Document text ::
#####

Justin Trudeau, prime minister of Canada, famed feminist and man with a very nice face, can seemingly do no wrong. He appears to have the world’s media in rapture daily, with the latest burst of Trudeaumania coming from his apparent prowess at yoga. A picture of Trudeau balancing on his wrists on a conference table (in what is known as a peacock pose) first tweeted in 2013 has resurfaced online this week. Although it’s not gone quite as viral as it might have had he been doing the downward-facing dog.
Trudeau isn’t the only politician aiming for modern-day guru status; yoga appears to have become quite the rage among global leaders. Narendra Modi, India’s prime minister, is not just an enthusiastic yoga practitioner, but also an advocate for the practice’s healing properties; he has even suggested that yoga might help tackle climate change. Modi also successfully pushed for the International Day of Yoga, which is now on 21 June. Ban Ki-moon, secretary general of the UN,celebrated the day with a yoga lesson from his special adviser on Myanmar. He did a rather nice asana.
Where’s there’s a whiff of a PR-friendly trend, you can expect to see David Cameron attempting to get in on the action. And, indeed, the PM has beenphotographed at yoga retreats with his wife, although it is not clear whether he did any yoga poses, or whether it was more yoga posturing.
If you’re going to be a world leader, regular shows of strength are part of the job. They’re a sort of political peacocking that demonstrates to other world leaders that you could probably have them in a fight, should things get a bit dodgy in Davos. Vladimir Putin regularly scorches our collective eyeballs with unsolicited images of him doing various “manly” activities, sometimes sans shirt.
While yoga may be a far more subtle way of signalling strength than swimming in ice lakes or horse riding in Siberia, the current trend actually makes a lot of sense. Indeed, there are few sports more suited for politicians.
First, there’s the fact that yoga lets one project serenity, strength and wisdom simply by sitting on the floor with your legs crossed. You can also do yoga in a suit, and without any special equipment. This opens up a world of spontaneous PR opportunities. If things are going badly in parliament, you can simply stand on your head in the corridor as distraction.
Yoga also has the advantage of being ultra-democratic. It’s practised by the uber-rich, the not-very-rich and kids who have just got back from an enriching gap year in India. You can do yoga whatever your age, whatever your fitness levels. It doesn’t alienate people in the way that hunting, polo or hang-gliding might.
Then there are the holistic aspects of yoga – helpful in turbulent times. I am sound of body and mind, yoga says. I am flexible. I am calm. I am balanced. I will bend over backwards to help out my people.

#####

Prompt 1 :: List every person the article mentions by name.
Prompt 2 :: Substitute "yoga classes" for "yoga retreats" and give the article again, starting with "Where’s there’s a" and going on through "sometimes sans shirt.".
Prompt 3 :: Summarize the article in two sentences.
These rows have nothing to do with the article.

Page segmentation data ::
#####

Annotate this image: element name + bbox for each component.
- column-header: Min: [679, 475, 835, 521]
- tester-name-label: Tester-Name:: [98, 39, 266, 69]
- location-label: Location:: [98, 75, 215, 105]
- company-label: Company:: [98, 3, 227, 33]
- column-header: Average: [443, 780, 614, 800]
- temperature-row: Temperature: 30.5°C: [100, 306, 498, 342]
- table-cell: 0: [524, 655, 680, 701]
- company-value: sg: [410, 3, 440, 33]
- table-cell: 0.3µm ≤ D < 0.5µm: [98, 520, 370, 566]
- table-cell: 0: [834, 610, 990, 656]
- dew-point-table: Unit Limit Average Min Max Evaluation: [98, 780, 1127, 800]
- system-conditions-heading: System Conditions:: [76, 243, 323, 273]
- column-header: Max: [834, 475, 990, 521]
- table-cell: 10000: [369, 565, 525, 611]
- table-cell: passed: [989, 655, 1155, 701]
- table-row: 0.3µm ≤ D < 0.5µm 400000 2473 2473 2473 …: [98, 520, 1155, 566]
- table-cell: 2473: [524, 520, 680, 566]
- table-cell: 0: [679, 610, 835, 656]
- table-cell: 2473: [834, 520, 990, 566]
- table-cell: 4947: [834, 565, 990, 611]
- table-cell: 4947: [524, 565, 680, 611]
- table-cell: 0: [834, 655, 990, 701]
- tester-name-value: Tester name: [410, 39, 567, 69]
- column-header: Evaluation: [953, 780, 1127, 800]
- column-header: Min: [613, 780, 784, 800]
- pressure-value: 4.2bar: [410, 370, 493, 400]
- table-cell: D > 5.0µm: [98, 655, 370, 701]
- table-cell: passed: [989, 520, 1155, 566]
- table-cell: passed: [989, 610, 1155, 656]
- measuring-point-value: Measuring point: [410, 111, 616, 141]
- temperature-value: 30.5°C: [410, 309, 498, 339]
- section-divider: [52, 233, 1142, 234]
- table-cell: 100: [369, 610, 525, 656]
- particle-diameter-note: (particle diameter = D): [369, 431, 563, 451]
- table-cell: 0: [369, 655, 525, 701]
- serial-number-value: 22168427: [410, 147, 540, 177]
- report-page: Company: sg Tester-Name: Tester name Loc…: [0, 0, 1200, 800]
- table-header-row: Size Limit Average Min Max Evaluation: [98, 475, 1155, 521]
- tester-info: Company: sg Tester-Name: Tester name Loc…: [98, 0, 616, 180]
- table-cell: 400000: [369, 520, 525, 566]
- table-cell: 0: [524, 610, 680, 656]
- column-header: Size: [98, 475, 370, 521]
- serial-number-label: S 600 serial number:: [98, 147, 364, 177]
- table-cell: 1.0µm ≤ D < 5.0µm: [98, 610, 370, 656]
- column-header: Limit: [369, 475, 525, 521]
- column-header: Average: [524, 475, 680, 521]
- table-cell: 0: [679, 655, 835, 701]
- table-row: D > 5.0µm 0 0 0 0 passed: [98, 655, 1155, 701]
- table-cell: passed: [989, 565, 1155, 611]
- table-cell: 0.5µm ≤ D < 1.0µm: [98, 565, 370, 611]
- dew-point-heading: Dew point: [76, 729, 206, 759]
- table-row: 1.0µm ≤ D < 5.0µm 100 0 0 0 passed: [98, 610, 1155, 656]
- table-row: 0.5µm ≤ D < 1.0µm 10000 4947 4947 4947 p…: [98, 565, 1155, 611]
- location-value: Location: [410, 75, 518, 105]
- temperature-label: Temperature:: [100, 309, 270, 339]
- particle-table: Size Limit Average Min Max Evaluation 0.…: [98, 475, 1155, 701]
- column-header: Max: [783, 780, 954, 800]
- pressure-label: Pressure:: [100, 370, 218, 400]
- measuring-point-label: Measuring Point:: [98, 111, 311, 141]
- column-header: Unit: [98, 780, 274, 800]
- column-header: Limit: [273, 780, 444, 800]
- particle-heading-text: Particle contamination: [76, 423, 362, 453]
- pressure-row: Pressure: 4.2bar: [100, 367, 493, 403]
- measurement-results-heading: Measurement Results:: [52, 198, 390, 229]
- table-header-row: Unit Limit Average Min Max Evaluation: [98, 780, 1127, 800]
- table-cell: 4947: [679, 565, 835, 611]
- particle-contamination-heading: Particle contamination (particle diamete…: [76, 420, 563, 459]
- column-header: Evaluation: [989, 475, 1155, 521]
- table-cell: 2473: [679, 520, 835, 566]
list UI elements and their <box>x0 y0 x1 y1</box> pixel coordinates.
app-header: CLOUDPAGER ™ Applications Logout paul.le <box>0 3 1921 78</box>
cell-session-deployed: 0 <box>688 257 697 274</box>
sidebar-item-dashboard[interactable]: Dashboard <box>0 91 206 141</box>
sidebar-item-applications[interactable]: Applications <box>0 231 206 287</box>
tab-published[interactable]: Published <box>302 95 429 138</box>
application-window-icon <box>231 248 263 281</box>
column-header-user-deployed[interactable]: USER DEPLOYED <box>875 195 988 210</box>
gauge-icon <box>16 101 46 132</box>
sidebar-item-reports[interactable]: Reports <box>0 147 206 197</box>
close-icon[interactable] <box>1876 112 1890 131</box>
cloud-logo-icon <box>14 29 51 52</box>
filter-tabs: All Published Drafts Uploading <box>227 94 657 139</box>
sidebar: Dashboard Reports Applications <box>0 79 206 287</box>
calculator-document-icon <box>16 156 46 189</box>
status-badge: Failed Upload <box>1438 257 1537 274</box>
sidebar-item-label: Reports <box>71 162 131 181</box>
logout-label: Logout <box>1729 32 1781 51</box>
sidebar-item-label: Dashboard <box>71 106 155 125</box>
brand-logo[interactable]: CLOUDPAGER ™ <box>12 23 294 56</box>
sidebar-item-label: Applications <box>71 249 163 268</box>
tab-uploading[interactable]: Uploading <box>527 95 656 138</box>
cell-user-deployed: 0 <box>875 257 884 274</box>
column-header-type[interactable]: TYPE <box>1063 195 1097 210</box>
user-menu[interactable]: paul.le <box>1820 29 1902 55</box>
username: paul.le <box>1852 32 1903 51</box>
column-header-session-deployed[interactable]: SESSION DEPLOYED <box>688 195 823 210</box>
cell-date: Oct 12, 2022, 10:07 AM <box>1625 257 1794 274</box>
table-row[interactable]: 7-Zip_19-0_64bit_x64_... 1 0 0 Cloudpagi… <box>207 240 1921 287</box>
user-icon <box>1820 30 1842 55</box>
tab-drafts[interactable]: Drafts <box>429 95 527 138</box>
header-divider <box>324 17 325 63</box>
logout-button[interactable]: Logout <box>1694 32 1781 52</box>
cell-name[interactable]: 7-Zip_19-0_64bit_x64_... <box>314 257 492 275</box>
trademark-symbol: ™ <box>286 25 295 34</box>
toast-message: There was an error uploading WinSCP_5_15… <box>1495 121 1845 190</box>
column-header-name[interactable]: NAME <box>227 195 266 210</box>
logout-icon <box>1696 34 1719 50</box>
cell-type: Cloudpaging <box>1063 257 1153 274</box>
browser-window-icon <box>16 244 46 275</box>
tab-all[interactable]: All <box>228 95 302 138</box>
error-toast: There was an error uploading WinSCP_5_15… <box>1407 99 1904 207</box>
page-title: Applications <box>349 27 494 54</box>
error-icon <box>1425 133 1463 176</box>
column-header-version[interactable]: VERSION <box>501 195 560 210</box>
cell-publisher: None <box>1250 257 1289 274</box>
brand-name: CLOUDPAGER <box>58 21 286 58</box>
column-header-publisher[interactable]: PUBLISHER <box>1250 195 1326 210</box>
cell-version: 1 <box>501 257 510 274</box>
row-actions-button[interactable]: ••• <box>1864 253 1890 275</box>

#####

Written reply 1 :: Justin Trudeau, Narendra Modi, Ban Ki-moon, David Cameron, Vladimir Putin

Written reply 2 ::
Where’s there’s a whiff of a PR-friendly trend, you can expect to see David Cameron attempting to get in on the action. And, indeed, the PM has beenphotographed at yoga classes with his wife, although it is not clear whether he did any yoga poses, or whether it was more yoga posturing.
If you’re going to be a world leader, regular shows of strength are part of the job. They’re a sort of political peacocking that demonstrates to other world leaders that you could probably have them in a fight, should things get a bit dodgy in Davos. Vladimir Putin regularly scorches our collective eyeballs with unsolicited images of him doing various “manly” activities, sometimes sans shirt.

Written reply 3 :: Yoga has become popular among world leaders, from Justin Trudeau, whose picture in a peacock pose has resurfaced online, to Narendra Modi, who pushed for the International Day of Yoga. The article argues that yoga suits politicians because it subtly signals strength, can be done in a suit without special equipment, is practiced by people of any age or fitness level, and projects calm and balance.